TASK MATERIAL:

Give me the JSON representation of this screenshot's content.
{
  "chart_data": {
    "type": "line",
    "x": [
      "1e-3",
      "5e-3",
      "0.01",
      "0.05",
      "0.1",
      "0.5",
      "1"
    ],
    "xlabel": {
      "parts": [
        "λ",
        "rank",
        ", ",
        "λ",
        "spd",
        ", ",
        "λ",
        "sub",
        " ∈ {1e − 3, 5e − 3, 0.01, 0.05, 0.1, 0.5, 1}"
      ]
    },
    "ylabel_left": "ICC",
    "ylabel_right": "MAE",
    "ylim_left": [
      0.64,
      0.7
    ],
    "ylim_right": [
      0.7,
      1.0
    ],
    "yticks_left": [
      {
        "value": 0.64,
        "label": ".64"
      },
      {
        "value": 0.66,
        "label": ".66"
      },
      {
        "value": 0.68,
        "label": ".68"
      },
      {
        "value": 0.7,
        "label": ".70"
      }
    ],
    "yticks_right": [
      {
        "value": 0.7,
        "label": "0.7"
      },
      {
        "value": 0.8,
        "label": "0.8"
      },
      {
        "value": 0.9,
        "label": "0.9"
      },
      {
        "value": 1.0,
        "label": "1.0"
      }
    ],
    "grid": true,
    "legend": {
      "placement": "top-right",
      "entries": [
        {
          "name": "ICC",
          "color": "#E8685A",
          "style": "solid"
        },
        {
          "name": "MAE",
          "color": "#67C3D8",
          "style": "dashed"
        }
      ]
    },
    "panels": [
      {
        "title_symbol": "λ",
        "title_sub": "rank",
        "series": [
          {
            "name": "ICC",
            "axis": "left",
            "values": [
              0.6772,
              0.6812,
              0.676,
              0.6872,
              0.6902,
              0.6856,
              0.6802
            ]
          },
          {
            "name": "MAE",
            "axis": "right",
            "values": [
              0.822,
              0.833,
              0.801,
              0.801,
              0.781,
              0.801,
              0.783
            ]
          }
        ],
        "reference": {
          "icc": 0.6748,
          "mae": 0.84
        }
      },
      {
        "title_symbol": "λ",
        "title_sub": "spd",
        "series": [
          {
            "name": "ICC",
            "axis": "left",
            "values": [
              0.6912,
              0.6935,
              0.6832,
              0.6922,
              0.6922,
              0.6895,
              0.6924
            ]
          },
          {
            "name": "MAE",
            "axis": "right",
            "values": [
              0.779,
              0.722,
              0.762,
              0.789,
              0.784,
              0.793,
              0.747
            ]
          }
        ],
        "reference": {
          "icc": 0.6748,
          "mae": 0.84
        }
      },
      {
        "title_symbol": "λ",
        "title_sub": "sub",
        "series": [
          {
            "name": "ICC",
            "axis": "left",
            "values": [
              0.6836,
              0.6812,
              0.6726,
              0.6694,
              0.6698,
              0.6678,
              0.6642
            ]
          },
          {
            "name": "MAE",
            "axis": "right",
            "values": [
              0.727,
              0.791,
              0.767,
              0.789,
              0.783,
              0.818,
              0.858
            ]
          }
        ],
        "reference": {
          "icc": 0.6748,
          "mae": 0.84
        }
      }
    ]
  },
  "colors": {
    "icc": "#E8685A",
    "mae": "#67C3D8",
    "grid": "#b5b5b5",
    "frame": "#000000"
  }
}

REQUIRED TASK: Every line above needs to be retyped exactly.

FULL ANSWER:
Give me the JSON representation of this screenshot's content.
{
  "chart_data": {
    "type": "line",
    "x": [
      "1e-3",
      "5e-3",
      "0.01",
      "0.05",
      "0.1",
      "0.5",
      "1"
    ],
    "xlabel": {
      "parts": [
        "λ",
        "rank",
        ", ",
        "λ",
        "spd",
        ", ",
        "λ",
        "sub",
        " ∈ {1e − 3, 5e − 3, 0.01, 0.05, 0.1, 0.5, 1}"
      ]
    },
    "ylabel_left": "ICC",
    "ylabel_right": "MAE",
    "ylim_left": [
      0.64,
      0.7
    ],
    "ylim_right": [
      0.7,
      1.0
    ],
    "yticks_left": [
      {
        "value": 0.64,
        "label": ".64"
      },
      {
        "value": 0.66,
        "label": ".66"
      },
      {
        "value": 0.68,
        "label": ".68"
      },
      {
        "value": 0.7,
        "label": ".70"
      }
    ],
    "yticks_right": [
      {
        "value": 0.7,
        "label": "0.7"
      },
      {
        "value": 0.8,
        "label": "0.8"
      },
      {
        "value": 0.9,
        "label": "0.9"
      },
      {
        "value": 1.0,
        "label": "1.0"
      }
    ],
    "grid": true,
    "legend": {
      "placement": "top-right",
      "entries": [
        {
          "name": "ICC",
          "color": "#E8685A",
          "style": "solid"
        },
        {
          "name": "MAE",
          "color": "#67C3D8",
          "style": "dashed"
        }
      ]
    },
    "panels": [
      {
        "title_symbol": "λ",
        "title_sub": "rank",
        "series": [
          {
            "name": "ICC",
            "axis": "left",
            "values": [
              0.6772,
              0.6812,
              0.676,
              0.6872,
              0.6902,
              0.6856,
              0.6802
            ]
          },
          {
            "name": "MAE",
            "axis": "right",
            "values": [
              0.822,
              0.833,
              0.801,
              0.801,
              0.781,
              0.801,
              0.783
            ]
          }
        ],
        "reference": {
          "icc": 0.6748,
          "mae": 0.84
        }
      },
      {
        "title_symbol": "λ",
        "title_sub": "spd",
        "series": [
          {
            "name": "ICC",
            "axis": "left",
            "values": [
              0.6912,
              0.6935,
              0.6832,
              0.6922,
              0.6922,
              0.6895,
              0.6924
            ]
          },
          {
            "name": "MAE",
            "axis": "right",
            "values": [
              0.779,
              0.722,
              0.762,
              0.789,
              0.784,
              0.793,
              0.747
            ]
          }
        ],
        "reference": {
          "icc": 0.6748,
          "mae": 0.84
        }
      },
      {
        "title_symbol": "λ",
        "title_sub": "sub",
        "series": [
          {
            "name": "ICC",
            "axis": "left",
            "values": [
              0.6836,
              0.6812,
              0.6726,
              0.6694,
              0.6698,
              0.6678,
              0.6642
            ]
          },
          {
            "name": "MAE",
            "axis": "right",
            "values": [
              0.727,
              0.791,
              0.767,
              0.789,
              0.783,
              0.818,
              0.858
            ]
          }
        ],
        "reference": {
          "icc": 0.6748,
          "mae": 0.84
        }
      }
    ]
  },
  "colors": {
    "icc": "#E8685A",
    "mae": "#67C3D8",
    "grid": "#b5b5b5",
    "frame": "#000000"
  }
}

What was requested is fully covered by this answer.